— START Supplied material —

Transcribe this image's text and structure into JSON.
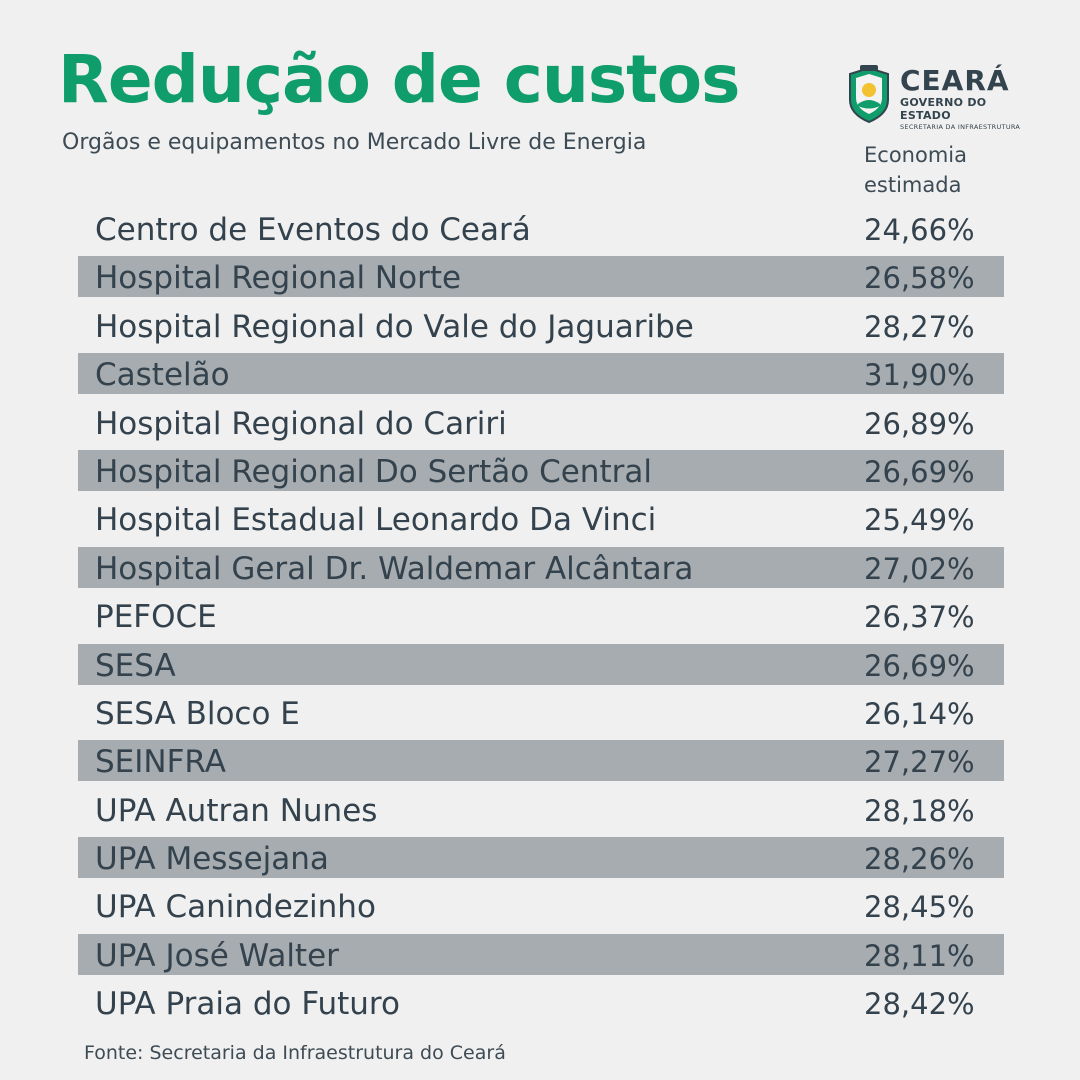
{
  "header": {
    "title": "Redução de custos",
    "subtitle": "Orgãos e equipamentos no Mercado Livre de Energia"
  },
  "logo": {
    "name": "CEARÁ",
    "government": "GOVERNO DO ESTADO",
    "secretariat": "SECRETARIA DA INFRAESTRUTURA",
    "icon": "state-coat-of-arms-icon",
    "colors": {
      "green": "#0e9d6b",
      "dark": "#34444e",
      "yellow": "#f2c230"
    }
  },
  "table": {
    "column_header_line1": "Economia",
    "column_header_line2": "estimada",
    "rows": [
      {
        "name": "Centro de Eventos do Ceará",
        "value": "24,66%"
      },
      {
        "name": "Hospital Regional Norte",
        "value": "26,58%"
      },
      {
        "name": "Hospital Regional do Vale do Jaguaribe",
        "value": "28,27%"
      },
      {
        "name": "Castelão",
        "value": "31,90%"
      },
      {
        "name": "Hospital Regional do Cariri",
        "value": "26,89%"
      },
      {
        "name": "Hospital Regional Do Sertão Central",
        "value": "26,69%"
      },
      {
        "name": "Hospital Estadual Leonardo Da Vinci",
        "value": "25,49%"
      },
      {
        "name": "Hospital Geral Dr. Waldemar Alcântara",
        "value": "27,02%"
      },
      {
        "name": "PEFOCE",
        "value": "26,37%"
      },
      {
        "name": "SESA",
        "value": "26,69%"
      },
      {
        "name": "SESA Bloco E",
        "value": "26,14%"
      },
      {
        "name": "SEINFRA",
        "value": "27,27%"
      },
      {
        "name": "UPA Autran Nunes",
        "value": "28,18%"
      },
      {
        "name": "UPA Messejana",
        "value": "28,26%"
      },
      {
        "name": "UPA Canindezinho",
        "value": "28,45%"
      },
      {
        "name": "UPA José Walter",
        "value": "28,11%"
      },
      {
        "name": "UPA Praia do Futuro",
        "value": "28,42%"
      }
    ]
  },
  "footer": {
    "source": "Fonte: Secretaria da Infraestrutura do Ceará"
  },
  "colors": {
    "background": "#f0f0f0",
    "title_green": "#0e9d6b",
    "text": "#33424d",
    "row_shade": "#a6acb0"
  }
}
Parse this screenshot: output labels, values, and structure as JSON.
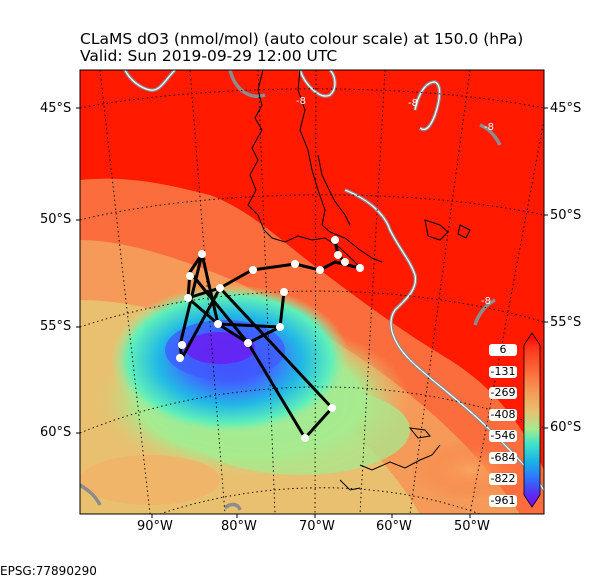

— END Supplied material —

Without including any pictures, reproduce the listing exactly.

Transcribe this image's text and structure into JSON.
{
  "header": {
    "title": "Redução de custos",
    "subtitle": "Orgãos e equipamentos no Mercado Livre de Energia"
  },
  "logo": {
    "name": "CEARÁ",
    "government": "GOVERNO DO ESTADO",
    "secretariat": "SECRETARIA DA INFRAESTRUTURA",
    "icon": "state-coat-of-arms-icon",
    "colors": {
      "green": "#0e9d6b",
      "dark": "#34444e",
      "yellow": "#f2c230"
    }
  },
  "table": {
    "column_header_line1": "Economia",
    "column_header_line2": "estimada",
    "rows": [
      {
        "name": "Centro de Eventos do Ceará",
        "value": "24,66%"
      },
      {
        "name": "Hospital Regional Norte",
        "value": "26,58%"
      },
      {
        "name": "Hospital Regional do Vale do Jaguaribe",
        "value": "28,27%"
      },
      {
        "name": "Castelão",
        "value": "31,90%"
      },
      {
        "name": "Hospital Regional do Cariri",
        "value": "26,89%"
      },
      {
        "name": "Hospital Regional Do Sertão Central",
        "value": "26,69%"
      },
      {
        "name": "Hospital Estadual Leonardo Da Vinci",
        "value": "25,49%"
      },
      {
        "name": "Hospital Geral Dr. Waldemar Alcântara",
        "value": "27,02%"
      },
      {
        "name": "PEFOCE",
        "value": "26,37%"
      },
      {
        "name": "SESA",
        "value": "26,69%"
      },
      {
        "name": "SESA Bloco E",
        "value": "26,14%"
      },
      {
        "name": "SEINFRA",
        "value": "27,27%"
      },
      {
        "name": "UPA Autran Nunes",
        "value": "28,18%"
      },
      {
        "name": "UPA Messejana",
        "value": "28,26%"
      },
      {
        "name": "UPA Canindezinho",
        "value": "28,45%"
      },
      {
        "name": "UPA José Walter",
        "value": "28,11%"
      },
      {
        "name": "UPA Praia do Futuro",
        "value": "28,42%"
      }
    ]
  },
  "footer": {
    "source": "Fonte: Secretaria da Infraestrutura do Ceará"
  },
  "colors": {
    "background": "#f0f0f0",
    "title_green": "#0e9d6b",
    "text": "#33424d",
    "row_shade": "#a6acb0"
  }
}
Parse this screenshot: output labels, values, and structure as JSON.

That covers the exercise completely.